== What you are asked to do ==
Write out the material exactly. Do not include the pictures.

== Recorded information ==
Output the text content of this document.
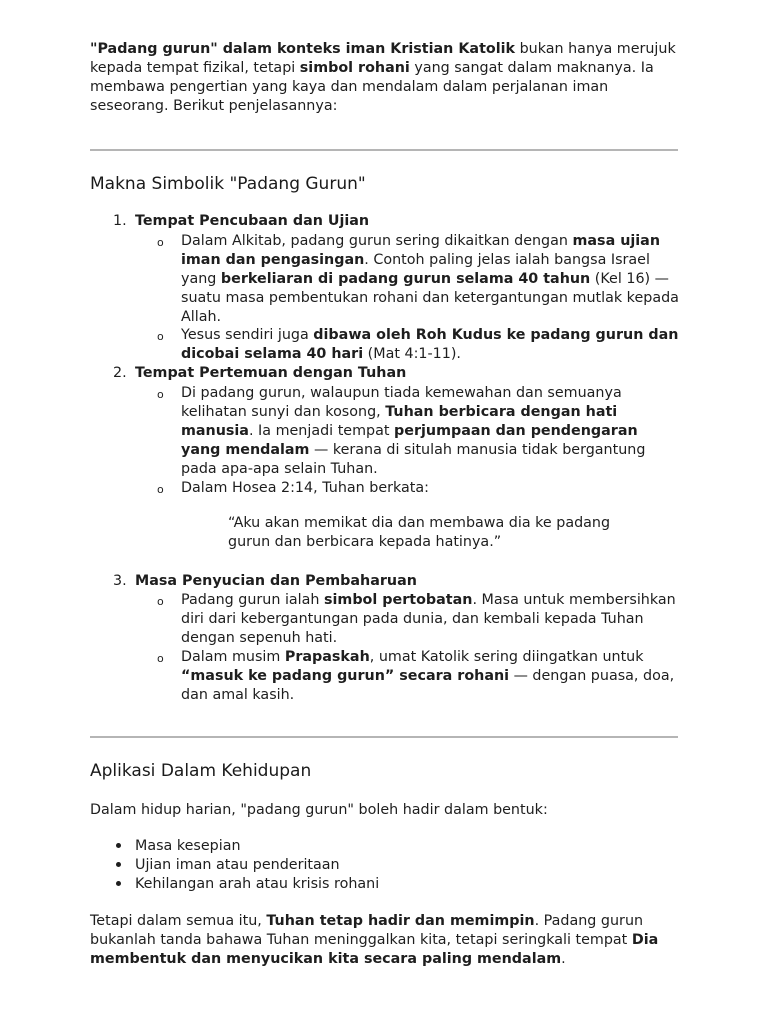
"Padang gurun" dalam konteks iman Kristian Katolik bukan hanya merujuk kepada tempat fizikal, tetapi simbol rohani yang sangat dalam maknanya. Ia membawa pengertian yang kaya dan mendalam dalam perjalanan iman seseorang. Berikut penjelasannya:

Makna Simbolik "Padang Gurun"
1. Tempat Pencubaan dan Ujian
o Dalam Alkitab, padang gurun sering dikaitkan dengan masa ujian iman dan pengasingan. Contoh paling jelas ialah bangsa Israel yang berkeliaran di padang gurun selama 40 tahun (Kel 16) — suatu masa pembentukan rohani dan ketergantungan mutlak kepada Allah.

o Yesus sendiri juga dibawa oleh Roh Kudus ke padang gurun dan dicobai selama 40 hari (Mat 4:1-11).

2. Tempat Pertemuan dengan Tuhan
o Di padang gurun, walaupun tiada kemewahan dan semuanya kelihatan sunyi dan kosong, Tuhan berbicara dengan hati manusia. Ia menjadi tempat perjumpaan dan pendengaran yang mendalam — kerana di situlah manusia tidak bergantung pada apa-apa selain Tuhan.

o Dalam Hosea 2:14, Tuhan berkata:

“Aku akan memikat dia dan membawa dia ke padang gurun dan berbicara kepada hatinya.”

3. Masa Penyucian dan Pembaharuan
o Padang gurun ialah simbol pertobatan. Masa untuk membersihkan diri dari kebergantungan pada dunia, dan kembali kepada Tuhan dengan sepenuh hati.

o Dalam musim Prapaskah, umat Katolik sering diingatkan untuk “masuk ke padang gurun” secara rohani — dengan puasa, doa, dan amal kasih.

Aplikasi Dalam Kehidupan

Dalam hidup harian, "padang gurun" boleh hadir dalam bentuk:

Masa kesepian
Ujian iman atau penderitaan
Kehilangan arah atau krisis rohani

Tetapi dalam semua itu, Tuhan tetap hadir dan memimpin. Padang gurun bukanlah tanda bahawa Tuhan meninggalkan kita, tetapi seringkali tempat Dia membentuk dan menyucikan kita secara paling mendalam.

== Solution to this problem ==
Output the text content of this document.
"Padang gurun" dalam konteks iman Kristian Katolik bukan hanya merujuk kepada tempat fizikal, tetapi simbol rohani yang sangat dalam maknanya. Ia membawa pengertian yang kaya dan mendalam dalam perjalanan iman seseorang. Berikut penjelasannya:

Makna Simbolik "Padang Gurun"
1. Tempat Pencubaan dan Ujian
o Dalam Alkitab, padang gurun sering dikaitkan dengan masa ujian iman dan pengasingan. Contoh paling jelas ialah bangsa Israel yang berkeliaran di padang gurun selama 40 tahun (Kel 16) — suatu masa pembentukan rohani dan ketergantungan mutlak kepada Allah.

o Yesus sendiri juga dibawa oleh Roh Kudus ke padang gurun dan dicobai selama 40 hari (Mat 4:1-11).

2. Tempat Pertemuan dengan Tuhan
o Di padang gurun, walaupun tiada kemewahan dan semuanya kelihatan sunyi dan kosong, Tuhan berbicara dengan hati manusia. Ia menjadi tempat perjumpaan dan pendengaran yang mendalam — kerana di situlah manusia tidak bergantung pada apa-apa selain Tuhan.

o Dalam Hosea 2:14, Tuhan berkata:

“Aku akan memikat dia dan membawa dia ke padang gurun dan berbicara kepada hatinya.”

3. Masa Penyucian dan Pembaharuan
o Padang gurun ialah simbol pertobatan. Masa untuk membersihkan diri dari kebergantungan pada dunia, dan kembali kepada Tuhan dengan sepenuh hati.

o Dalam musim Prapaskah, umat Katolik sering diingatkan untuk “masuk ke padang gurun” secara rohani — dengan puasa, doa, dan amal kasih.

Aplikasi Dalam Kehidupan

Dalam hidup harian, "padang gurun" boleh hadir dalam bentuk:

Masa kesepian
Ujian iman atau penderitaan
Kehilangan arah atau krisis rohani

Tetapi dalam semua itu, Tuhan tetap hadir dan memimpin. Padang gurun bukanlah tanda bahawa Tuhan meninggalkan kita, tetapi seringkali tempat Dia membentuk dan menyucikan kita secara paling mendalam.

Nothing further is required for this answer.